* START Provided data *

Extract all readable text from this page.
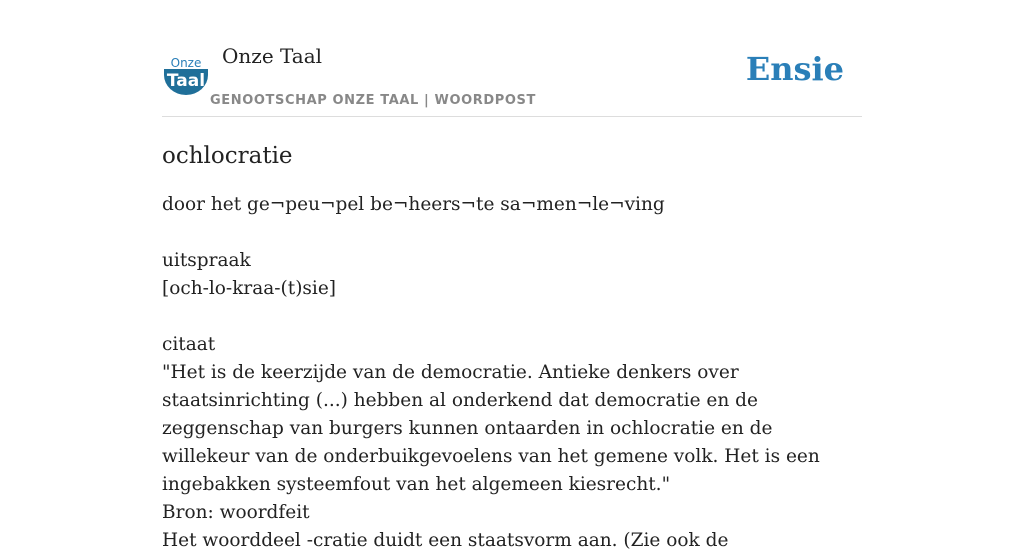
Onze
Taal
Onze Taal
GENOOTSCHAP ONZE TAAL | WOORDPOST
Ensie
ochlocratie
door het ge¬peu¬pel be¬heers¬te sa¬men¬le¬ving
uitspraak
[och-lo-kraa-(t)sie]
citaat
"Het is de keerzijde van de democratie. Antieke denkers over staatsinrichting (...) hebben al onderkend dat democratie en de zeggenschap van burgers kunnen ontaarden in ochlocratie en de willekeur van de onderbuikgevoelens van het gemene volk. Het is een ingebakken systeemfout van het algemeen kiesrecht."
Bron: woordfeit
Het woorddeel -cratie duidt een staatsvorm aan. (Zie ook de
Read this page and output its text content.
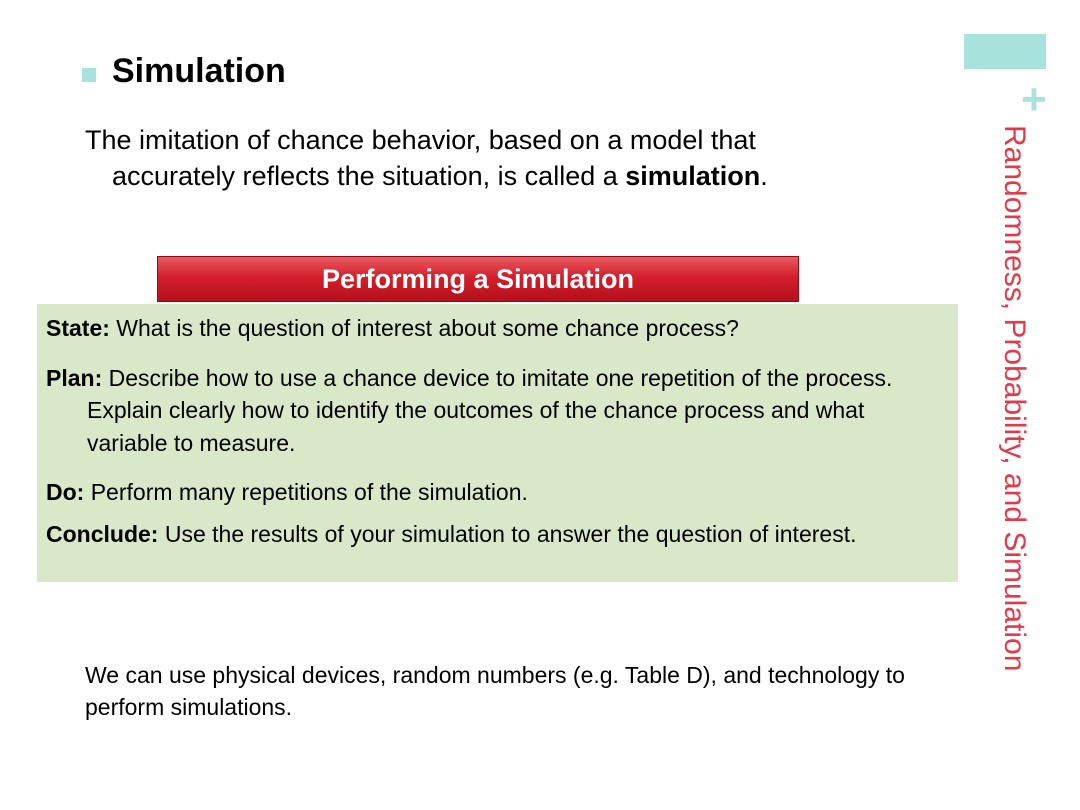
+
Randomness, Probability, and Simulation
Simulation
The imitation of chance behavior, based on a model that
accurately reflects the situation, is called a simulation.
Performing a Simulation
State: What is the question of interest about some chance process?
Plan: Describe how to use a chance device to imitate one repetition of the process. Explain clearly how to identify the outcomes of the chance process and what variable to measure.
Do: Perform many repetitions of the simulation.
Conclude: Use the results of your simulation to answer the question of interest.
We can use physical devices, random numbers (e.g. Table D), and technology to perform simulations.
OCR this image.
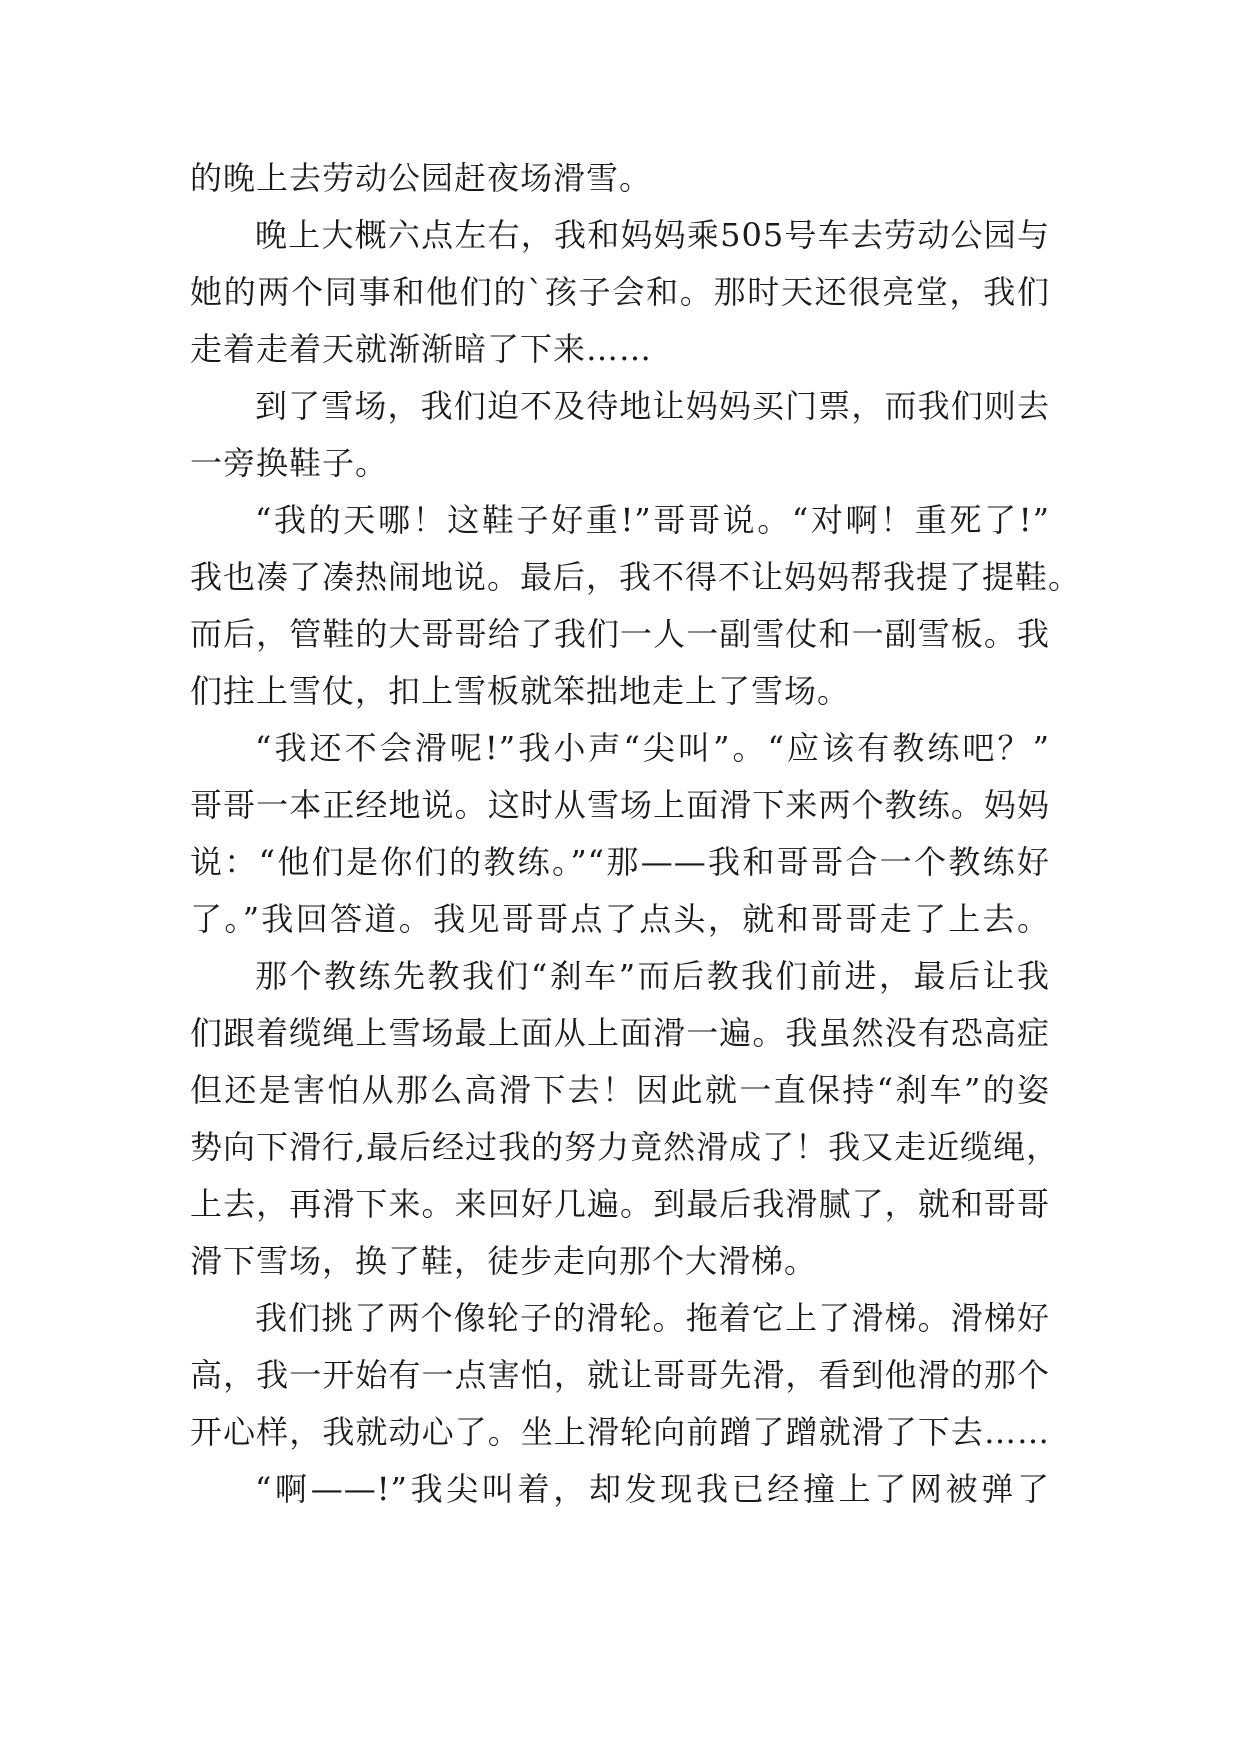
的晚上去劳动公园赶夜场滑雪。
晚上大概六点左右，我和妈妈乘505号车去劳动公园与
她的两个同事和他们的`孩子会和。那时天还很亮堂，我们
走着走着天就渐渐暗了下来……
到了雪场，我们迫不及待地让妈妈买门票，而我们则去
一旁换鞋子。
“我的天哪！这鞋子好重!”哥哥说。“对啊！重死了!”
我也凑了凑热闹地说。最后，我不得不让妈妈帮我提了提鞋。
而后，管鞋的大哥哥给了我们一人一副雪仗和一副雪板。我
们拄上雪仗，扣上雪板就笨拙地走上了雪场。
“我还不会滑呢!”我小声“尖叫”。“应该有教练吧？”
哥哥一本正经地说。这时从雪场上面滑下来两个教练。妈妈
说：“他们是你们的教练。”“那——我和哥哥合一个教练好
了。”我回答道。我见哥哥点了点头，就和哥哥走了上去。
那个教练先教我们“刹车”而后教我们前进，最后让我
们跟着缆绳上雪场最上面从上面滑一遍。我虽然没有恐高症
但还是害怕从那么高滑下去！因此就一直保持“刹车”的姿
势向下滑行,最后经过我的努力竟然滑成了！我又走近缆绳，
上去，再滑下来。来回好几遍。到最后我滑腻了，就和哥哥
滑下雪场，换了鞋，徒步走向那个大滑梯。
我们挑了两个像轮子的滑轮。拖着它上了滑梯。滑梯好
高，我一开始有一点害怕，就让哥哥先滑，看到他滑的那个
开心样，我就动心了。坐上滑轮向前蹭了蹭就滑了下去……
“啊——!”我尖叫着，却发现我已经撞上了网被弹了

* END Provided data *

Exercise aim
Identify all lines in the records above with the word "interest".

Task output
State: What is the question of interest about some chance process?
Conclude: Use the results of your simulation to answer the question of interest.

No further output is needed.